_Dataset excerpts_.
● ● ● ●
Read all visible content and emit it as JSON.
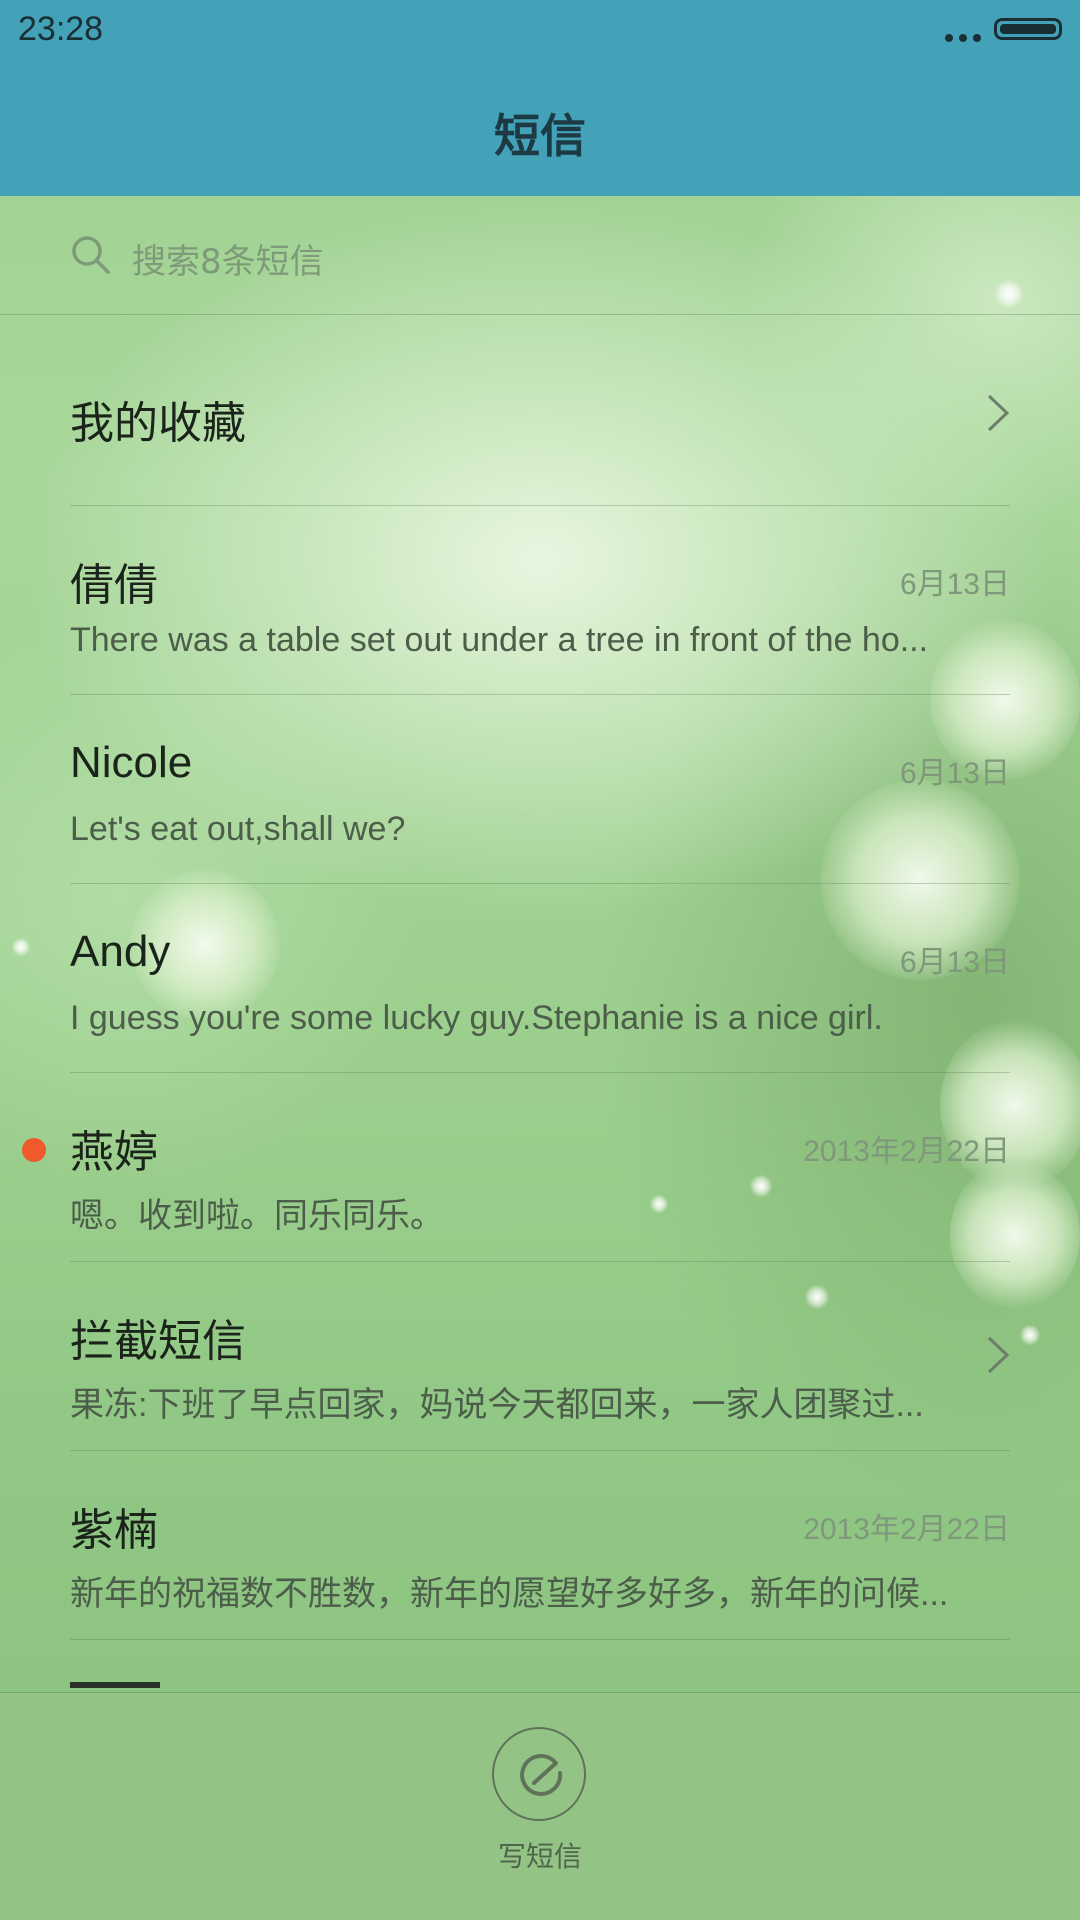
{
  "status_bar": {
    "time": "23:28"
  },
  "header": {
    "title": "短信"
  },
  "search": {
    "placeholder": "搜索8条短信",
    "icon": "search-icon"
  },
  "favorites": {
    "label": "我的收藏",
    "icon": "chevron-right-icon"
  },
  "conversations": [
    {
      "name": "倩倩",
      "date": "6月13日",
      "preview": "There was a table set out under a tree in front of the ho...",
      "unread": false
    },
    {
      "name": "Nicole",
      "date": "6月13日",
      "preview": "Let's eat out,shall we?",
      "unread": false
    },
    {
      "name": "Andy",
      "date": "6月13日",
      "preview": "I guess you're some lucky guy.Stephanie is a nice girl.",
      "unread": false
    },
    {
      "name": "燕婷",
      "date": "2013年2月22日",
      "preview": "嗯。收到啦。同乐同乐。",
      "unread": true
    },
    {
      "name": "拦截短信",
      "date": "",
      "preview": "果冻:下班了早点回家，妈说今天都回来，一家人团聚过...",
      "unread": false,
      "has_chevron": true
    },
    {
      "name": "紫楠",
      "date": "2013年2月22日",
      "preview": "新年的祝福数不胜数，新年的愿望好多好多，新年的问候...",
      "unread": false
    }
  ],
  "bottom_bar": {
    "compose_label": "写短信",
    "icon": "compose-icon"
  },
  "colors": {
    "header_bg": "#43a2b8",
    "unread_dot": "#f0592b",
    "list_bg": "#9fd090"
  }
}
● ● ● ●
_Objective_.
Write out the entries above verbatim; the pictures do not belong in your copy.

_Reply_.
Read all visible content and emit it as JSON.
{
  "status_bar": {
    "time": "23:28"
  },
  "header": {
    "title": "短信"
  },
  "search": {
    "placeholder": "搜索8条短信",
    "icon": "search-icon"
  },
  "favorites": {
    "label": "我的收藏",
    "icon": "chevron-right-icon"
  },
  "conversations": [
    {
      "name": "倩倩",
      "date": "6月13日",
      "preview": "There was a table set out under a tree in front of the ho...",
      "unread": false
    },
    {
      "name": "Nicole",
      "date": "6月13日",
      "preview": "Let's eat out,shall we?",
      "unread": false
    },
    {
      "name": "Andy",
      "date": "6月13日",
      "preview": "I guess you're some lucky guy.Stephanie is a nice girl.",
      "unread": false
    },
    {
      "name": "燕婷",
      "date": "2013年2月22日",
      "preview": "嗯。收到啦。同乐同乐。",
      "unread": true
    },
    {
      "name": "拦截短信",
      "date": "",
      "preview": "果冻:下班了早点回家，妈说今天都回来，一家人团聚过...",
      "unread": false,
      "has_chevron": true
    },
    {
      "name": "紫楠",
      "date": "2013年2月22日",
      "preview": "新年的祝福数不胜数，新年的愿望好多好多，新年的问候...",
      "unread": false
    }
  ],
  "bottom_bar": {
    "compose_label": "写短信",
    "icon": "compose-icon"
  },
  "colors": {
    "header_bg": "#43a2b8",
    "unread_dot": "#f0592b",
    "list_bg": "#9fd090"
  }
}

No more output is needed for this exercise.